GOAL OF THE EXERCISE: Copy every line from the records below that holds the word "ffffff".

ROWS:
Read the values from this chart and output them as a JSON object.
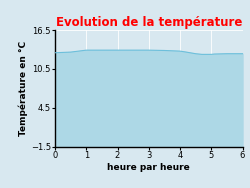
{
  "title": "Evolution de la température",
  "title_color": "#ff0000",
  "xlabel": "heure par heure",
  "ylabel": "Température en °C",
  "xlim": [
    0,
    6
  ],
  "ylim": [
    -1.5,
    16.5
  ],
  "xticks": [
    0,
    1,
    2,
    3,
    4,
    5,
    6
  ],
  "yticks": [
    -1.5,
    4.5,
    10.5,
    16.5
  ],
  "x": [
    0,
    0.5,
    1.0,
    1.5,
    2.0,
    2.5,
    3.0,
    3.5,
    4.0,
    4.2,
    4.5,
    4.7,
    5.0,
    5.1,
    5.5,
    6.0
  ],
  "y": [
    13.0,
    13.1,
    13.4,
    13.4,
    13.4,
    13.4,
    13.4,
    13.35,
    13.25,
    13.1,
    12.85,
    12.75,
    12.75,
    12.8,
    12.85,
    12.85
  ],
  "fill_color": "#add8e6",
  "line_color": "#6dbfdb",
  "background_color": "#d8e8f0",
  "plot_bg_color": "#d8e8f0",
  "grid_color": "#ffffff",
  "title_fontsize": 8.5,
  "axis_fontsize": 6,
  "label_fontsize": 6.5
}
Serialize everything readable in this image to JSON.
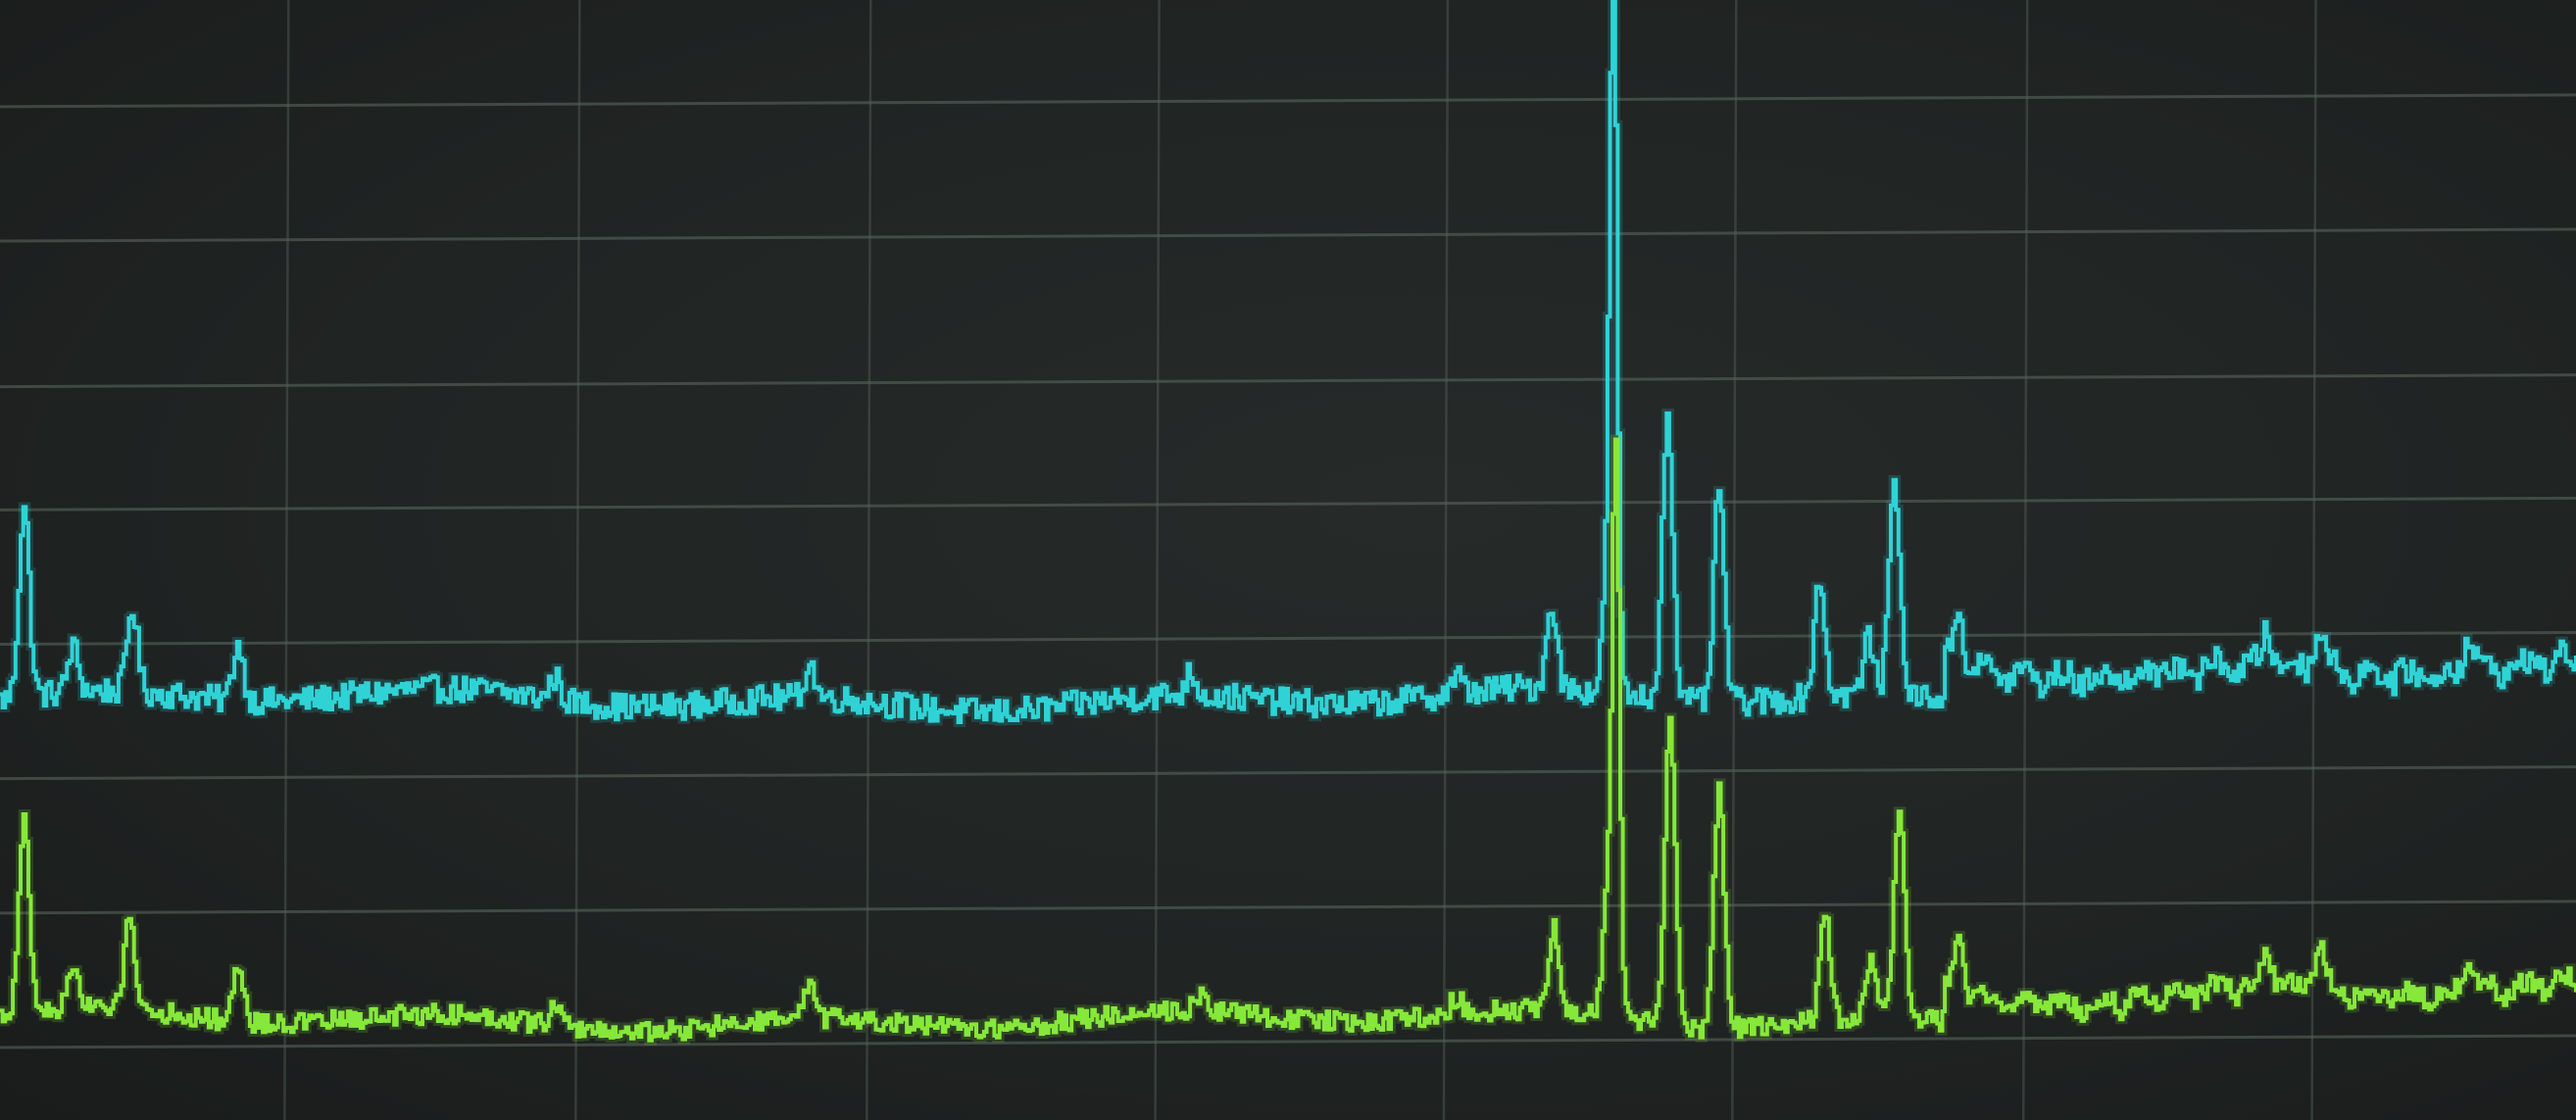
{
  "chart_data": {
    "type": "line",
    "title": "",
    "xlabel": "",
    "ylabel": "",
    "grid": true,
    "legend": "none",
    "x_range": [
      0,
      1000
    ],
    "y_range": [
      0,
      100
    ],
    "horizontal_gridlines": [
      7,
      19,
      31,
      43,
      55,
      66,
      79,
      91
    ],
    "vertical_gridlines": [
      112,
      225,
      338,
      450,
      562,
      674,
      787,
      899
    ],
    "series": [
      {
        "color": "#2fd3d6",
        "baseline": 37.5,
        "noise": 1.2,
        "peaks": [
          [
            9,
            17.0
          ],
          [
            28,
            4.0
          ],
          [
            51,
            7.5
          ],
          [
            92,
            5.0
          ],
          [
            215,
            2.0
          ],
          [
            314,
            3.0
          ],
          [
            462,
            2.0
          ],
          [
            565,
            1.5
          ],
          [
            602,
            7.5
          ],
          [
            624,
            11.0
          ],
          [
            626,
            60.0
          ],
          [
            647,
            26.0
          ],
          [
            667,
            19.0
          ],
          [
            706,
            10.5
          ],
          [
            725,
            5.0
          ],
          [
            735,
            20.0
          ],
          [
            760,
            5.0
          ],
          [
            880,
            3.0
          ],
          [
            900,
            4.0
          ],
          [
            958,
            3.5
          ]
        ],
        "plateau": [
          755,
          1000,
          3.5
        ]
      },
      {
        "color": "#86e83a",
        "baseline": 8.9,
        "noise": 0.9,
        "peaks": [
          [
            9,
            17.0
          ],
          [
            28,
            4.0
          ],
          [
            50,
            8.5
          ],
          [
            92,
            5.0
          ],
          [
            215,
            2.0
          ],
          [
            314,
            3.0
          ],
          [
            465,
            1.5
          ],
          [
            565,
            1.5
          ],
          [
            603,
            7.5
          ],
          [
            624,
            12.0
          ],
          [
            627,
            48.0
          ],
          [
            648,
            27.0
          ],
          [
            667,
            21.0
          ],
          [
            708,
            10.0
          ],
          [
            726,
            5.0
          ],
          [
            737,
            19.0
          ],
          [
            760,
            5.0
          ],
          [
            880,
            3.0
          ],
          [
            900,
            4.0
          ],
          [
            958,
            3.5
          ]
        ],
        "plateau": [
          755,
          1000,
          3.0
        ]
      }
    ]
  }
}
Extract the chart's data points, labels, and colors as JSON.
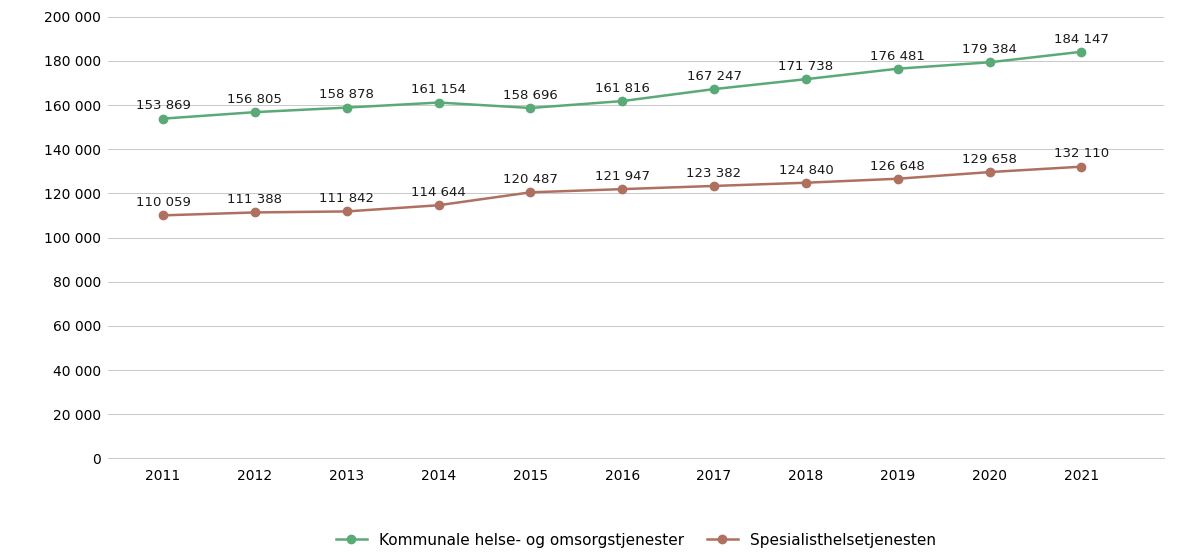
{
  "years": [
    2011,
    2012,
    2013,
    2014,
    2015,
    2016,
    2017,
    2018,
    2019,
    2020,
    2021
  ],
  "kommunale": [
    153869,
    156805,
    158878,
    161154,
    158696,
    161816,
    167247,
    171738,
    176481,
    179384,
    184147
  ],
  "spesialist": [
    110059,
    111388,
    111842,
    114644,
    120487,
    121947,
    123382,
    124840,
    126648,
    129658,
    132110
  ],
  "kommunale_labels": [
    "153 869",
    "156 805",
    "158 878",
    "161 154",
    "158 696",
    "161 816",
    "167 247",
    "171 738",
    "176 481",
    "179 384",
    "184 147"
  ],
  "spesialist_labels": [
    "110 059",
    "111 388",
    "111 842",
    "114 644",
    "120 487",
    "121 947",
    "123 382",
    "124 840",
    "126 648",
    "129 658",
    "132 110"
  ],
  "kommunale_color": "#5aaa78",
  "spesialist_color": "#b07060",
  "kommunale_label": "Kommunale helse- og omsorgstjenester",
  "spesialist_label": "Spesialisthelsetjenesten",
  "ylim": [
    0,
    200000
  ],
  "yticks": [
    0,
    20000,
    40000,
    60000,
    80000,
    100000,
    120000,
    140000,
    160000,
    180000,
    200000
  ],
  "background_color": "#ffffff",
  "grid_color": "#c8c8c8",
  "text_color": "#1a1a1a",
  "marker_size": 6,
  "line_width": 1.8,
  "label_fontsize": 9.5,
  "tick_fontsize": 10,
  "legend_fontsize": 11
}
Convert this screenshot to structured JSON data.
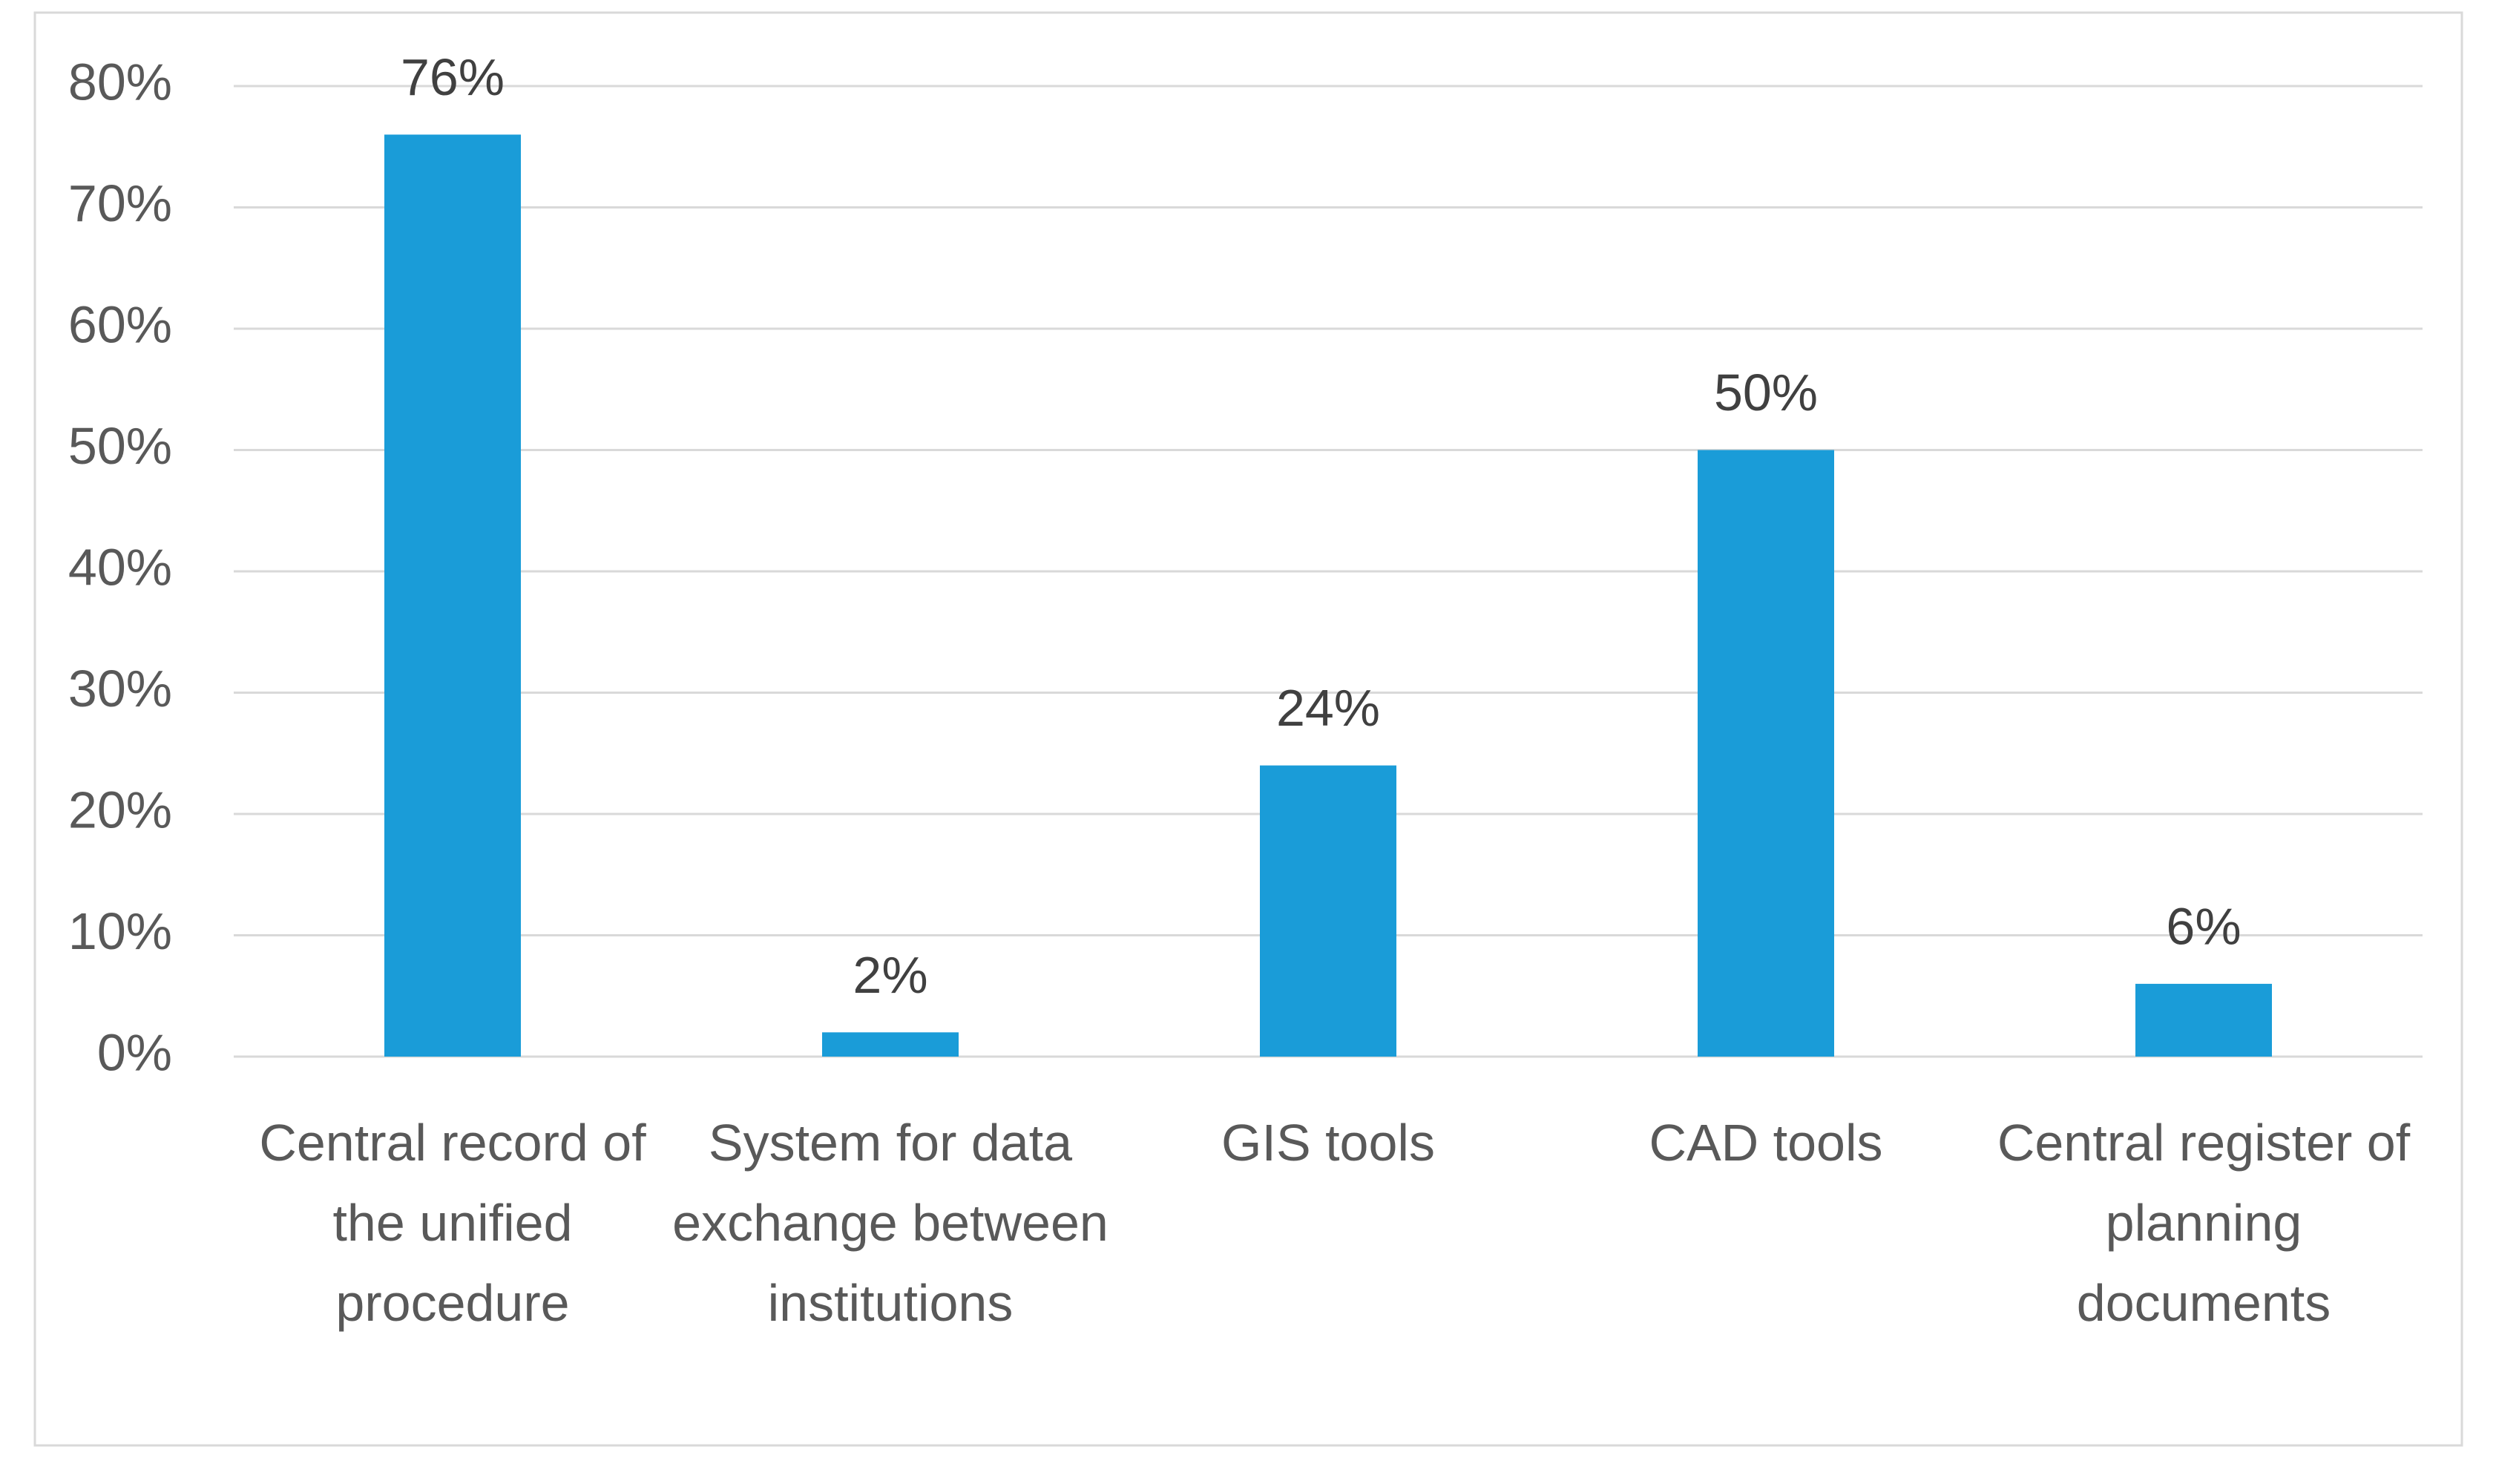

COMPLETE OUTPUT:
  "grid_color": "#ffffff",
  "background_color": "#ffffff",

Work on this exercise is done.